**GIVEN TASK:** Set down the full listing exactly, character for character.
※
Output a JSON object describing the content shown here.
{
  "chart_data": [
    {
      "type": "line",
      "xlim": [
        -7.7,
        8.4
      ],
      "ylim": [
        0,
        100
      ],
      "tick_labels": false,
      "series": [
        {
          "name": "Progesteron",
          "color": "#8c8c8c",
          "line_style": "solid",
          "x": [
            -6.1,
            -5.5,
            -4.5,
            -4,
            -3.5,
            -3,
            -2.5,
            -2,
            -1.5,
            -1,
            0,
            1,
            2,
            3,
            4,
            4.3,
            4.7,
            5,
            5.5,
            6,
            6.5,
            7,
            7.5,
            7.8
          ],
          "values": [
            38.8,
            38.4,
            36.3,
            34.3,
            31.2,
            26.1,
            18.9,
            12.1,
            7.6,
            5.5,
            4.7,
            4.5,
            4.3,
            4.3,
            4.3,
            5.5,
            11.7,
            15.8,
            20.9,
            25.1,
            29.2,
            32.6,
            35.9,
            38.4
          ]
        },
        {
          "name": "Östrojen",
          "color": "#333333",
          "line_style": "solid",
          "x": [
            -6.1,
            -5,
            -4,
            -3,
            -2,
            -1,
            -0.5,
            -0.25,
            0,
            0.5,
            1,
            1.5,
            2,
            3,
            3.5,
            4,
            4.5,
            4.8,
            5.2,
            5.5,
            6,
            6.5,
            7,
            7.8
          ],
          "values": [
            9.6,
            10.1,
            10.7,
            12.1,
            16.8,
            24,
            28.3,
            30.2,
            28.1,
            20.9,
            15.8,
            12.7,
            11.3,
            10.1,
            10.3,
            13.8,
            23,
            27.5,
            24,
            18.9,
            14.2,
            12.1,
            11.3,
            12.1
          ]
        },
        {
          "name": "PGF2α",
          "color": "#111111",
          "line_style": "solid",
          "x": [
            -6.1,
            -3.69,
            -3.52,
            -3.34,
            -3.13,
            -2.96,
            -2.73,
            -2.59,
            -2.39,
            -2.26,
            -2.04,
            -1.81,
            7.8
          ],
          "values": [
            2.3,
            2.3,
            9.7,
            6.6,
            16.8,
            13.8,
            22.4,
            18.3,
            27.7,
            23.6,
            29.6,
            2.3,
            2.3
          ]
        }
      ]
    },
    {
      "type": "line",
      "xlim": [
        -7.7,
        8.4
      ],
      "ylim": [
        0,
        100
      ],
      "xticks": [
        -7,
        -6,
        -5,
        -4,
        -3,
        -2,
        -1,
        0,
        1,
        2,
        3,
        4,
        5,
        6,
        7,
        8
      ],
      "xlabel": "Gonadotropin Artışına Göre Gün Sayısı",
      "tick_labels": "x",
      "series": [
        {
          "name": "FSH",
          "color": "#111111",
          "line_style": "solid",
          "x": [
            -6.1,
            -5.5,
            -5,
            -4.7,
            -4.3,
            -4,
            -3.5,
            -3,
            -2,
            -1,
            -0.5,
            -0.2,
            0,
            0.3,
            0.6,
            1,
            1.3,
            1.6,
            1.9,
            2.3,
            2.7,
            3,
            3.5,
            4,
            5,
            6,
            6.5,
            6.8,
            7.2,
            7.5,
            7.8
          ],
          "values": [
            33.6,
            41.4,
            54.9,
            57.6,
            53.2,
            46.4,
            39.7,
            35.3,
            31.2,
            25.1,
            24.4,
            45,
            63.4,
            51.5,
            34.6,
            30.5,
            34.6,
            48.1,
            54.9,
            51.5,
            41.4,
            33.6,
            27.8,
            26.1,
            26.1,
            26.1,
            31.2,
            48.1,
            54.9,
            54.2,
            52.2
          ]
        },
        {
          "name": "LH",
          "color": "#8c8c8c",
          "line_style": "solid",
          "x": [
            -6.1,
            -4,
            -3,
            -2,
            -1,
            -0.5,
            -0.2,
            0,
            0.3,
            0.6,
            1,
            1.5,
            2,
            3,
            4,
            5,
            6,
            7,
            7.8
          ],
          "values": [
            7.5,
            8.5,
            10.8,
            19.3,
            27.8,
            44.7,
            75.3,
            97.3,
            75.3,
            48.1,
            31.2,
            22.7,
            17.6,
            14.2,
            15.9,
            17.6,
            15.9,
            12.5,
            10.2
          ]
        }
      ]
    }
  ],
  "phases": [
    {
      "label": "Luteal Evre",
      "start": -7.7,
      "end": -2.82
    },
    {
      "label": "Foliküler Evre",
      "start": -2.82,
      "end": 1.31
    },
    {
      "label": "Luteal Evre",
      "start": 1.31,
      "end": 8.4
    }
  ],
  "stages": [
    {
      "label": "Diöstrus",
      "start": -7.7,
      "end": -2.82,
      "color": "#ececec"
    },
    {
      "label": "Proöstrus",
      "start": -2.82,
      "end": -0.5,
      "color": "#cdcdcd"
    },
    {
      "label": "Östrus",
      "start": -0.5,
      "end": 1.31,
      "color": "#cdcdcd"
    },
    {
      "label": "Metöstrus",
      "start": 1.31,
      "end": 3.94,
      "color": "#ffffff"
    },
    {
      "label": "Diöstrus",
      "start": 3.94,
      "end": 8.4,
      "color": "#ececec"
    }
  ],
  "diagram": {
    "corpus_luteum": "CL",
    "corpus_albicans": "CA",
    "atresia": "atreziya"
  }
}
※
**THE RESULT:**
Output a JSON object describing the content shown here.
{
  "chart_data": [
    {
      "type": "line",
      "xlim": [
        -7.7,
        8.4
      ],
      "ylim": [
        0,
        100
      ],
      "tick_labels": false,
      "series": [
        {
          "name": "Progesteron",
          "color": "#8c8c8c",
          "line_style": "solid",
          "x": [
            -6.1,
            -5.5,
            -4.5,
            -4,
            -3.5,
            -3,
            -2.5,
            -2,
            -1.5,
            -1,
            0,
            1,
            2,
            3,
            4,
            4.3,
            4.7,
            5,
            5.5,
            6,
            6.5,
            7,
            7.5,
            7.8
          ],
          "values": [
            38.8,
            38.4,
            36.3,
            34.3,
            31.2,
            26.1,
            18.9,
            12.1,
            7.6,
            5.5,
            4.7,
            4.5,
            4.3,
            4.3,
            4.3,
            5.5,
            11.7,
            15.8,
            20.9,
            25.1,
            29.2,
            32.6,
            35.9,
            38.4
          ]
        },
        {
          "name": "Östrojen",
          "color": "#333333",
          "line_style": "solid",
          "x": [
            -6.1,
            -5,
            -4,
            -3,
            -2,
            -1,
            -0.5,
            -0.25,
            0,
            0.5,
            1,
            1.5,
            2,
            3,
            3.5,
            4,
            4.5,
            4.8,
            5.2,
            5.5,
            6,
            6.5,
            7,
            7.8
          ],
          "values": [
            9.6,
            10.1,
            10.7,
            12.1,
            16.8,
            24,
            28.3,
            30.2,
            28.1,
            20.9,
            15.8,
            12.7,
            11.3,
            10.1,
            10.3,
            13.8,
            23,
            27.5,
            24,
            18.9,
            14.2,
            12.1,
            11.3,
            12.1
          ]
        },
        {
          "name": "PGF2α",
          "color": "#111111",
          "line_style": "solid",
          "x": [
            -6.1,
            -3.69,
            -3.52,
            -3.34,
            -3.13,
            -2.96,
            -2.73,
            -2.59,
            -2.39,
            -2.26,
            -2.04,
            -1.81,
            7.8
          ],
          "values": [
            2.3,
            2.3,
            9.7,
            6.6,
            16.8,
            13.8,
            22.4,
            18.3,
            27.7,
            23.6,
            29.6,
            2.3,
            2.3
          ]
        }
      ]
    },
    {
      "type": "line",
      "xlim": [
        -7.7,
        8.4
      ],
      "ylim": [
        0,
        100
      ],
      "xticks": [
        -7,
        -6,
        -5,
        -4,
        -3,
        -2,
        -1,
        0,
        1,
        2,
        3,
        4,
        5,
        6,
        7,
        8
      ],
      "xlabel": "Gonadotropin Artışına Göre Gün Sayısı",
      "tick_labels": "x",
      "series": [
        {
          "name": "FSH",
          "color": "#111111",
          "line_style": "solid",
          "x": [
            -6.1,
            -5.5,
            -5,
            -4.7,
            -4.3,
            -4,
            -3.5,
            -3,
            -2,
            -1,
            -0.5,
            -0.2,
            0,
            0.3,
            0.6,
            1,
            1.3,
            1.6,
            1.9,
            2.3,
            2.7,
            3,
            3.5,
            4,
            5,
            6,
            6.5,
            6.8,
            7.2,
            7.5,
            7.8
          ],
          "values": [
            33.6,
            41.4,
            54.9,
            57.6,
            53.2,
            46.4,
            39.7,
            35.3,
            31.2,
            25.1,
            24.4,
            45,
            63.4,
            51.5,
            34.6,
            30.5,
            34.6,
            48.1,
            54.9,
            51.5,
            41.4,
            33.6,
            27.8,
            26.1,
            26.1,
            26.1,
            31.2,
            48.1,
            54.9,
            54.2,
            52.2
          ]
        },
        {
          "name": "LH",
          "color": "#8c8c8c",
          "line_style": "solid",
          "x": [
            -6.1,
            -4,
            -3,
            -2,
            -1,
            -0.5,
            -0.2,
            0,
            0.3,
            0.6,
            1,
            1.5,
            2,
            3,
            4,
            5,
            6,
            7,
            7.8
          ],
          "values": [
            7.5,
            8.5,
            10.8,
            19.3,
            27.8,
            44.7,
            75.3,
            97.3,
            75.3,
            48.1,
            31.2,
            22.7,
            17.6,
            14.2,
            15.9,
            17.6,
            15.9,
            12.5,
            10.2
          ]
        }
      ]
    }
  ],
  "phases": [
    {
      "label": "Luteal Evre",
      "start": -7.7,
      "end": -2.82
    },
    {
      "label": "Foliküler Evre",
      "start": -2.82,
      "end": 1.31
    },
    {
      "label": "Luteal Evre",
      "start": 1.31,
      "end": 8.4
    }
  ],
  "stages": [
    {
      "label": "Diöstrus",
      "start": -7.7,
      "end": -2.82,
      "color": "#ececec"
    },
    {
      "label": "Proöstrus",
      "start": -2.82,
      "end": -0.5,
      "color": "#cdcdcd"
    },
    {
      "label": "Östrus",
      "start": -0.5,
      "end": 1.31,
      "color": "#cdcdcd"
    },
    {
      "label": "Metöstrus",
      "start": 1.31,
      "end": 3.94,
      "color": "#ffffff"
    },
    {
      "label": "Diöstrus",
      "start": 3.94,
      "end": 8.4,
      "color": "#ececec"
    }
  ],
  "diagram": {
    "corpus_luteum": "CL",
    "corpus_albicans": "CA",
    "atresia": "atreziya"
  }
}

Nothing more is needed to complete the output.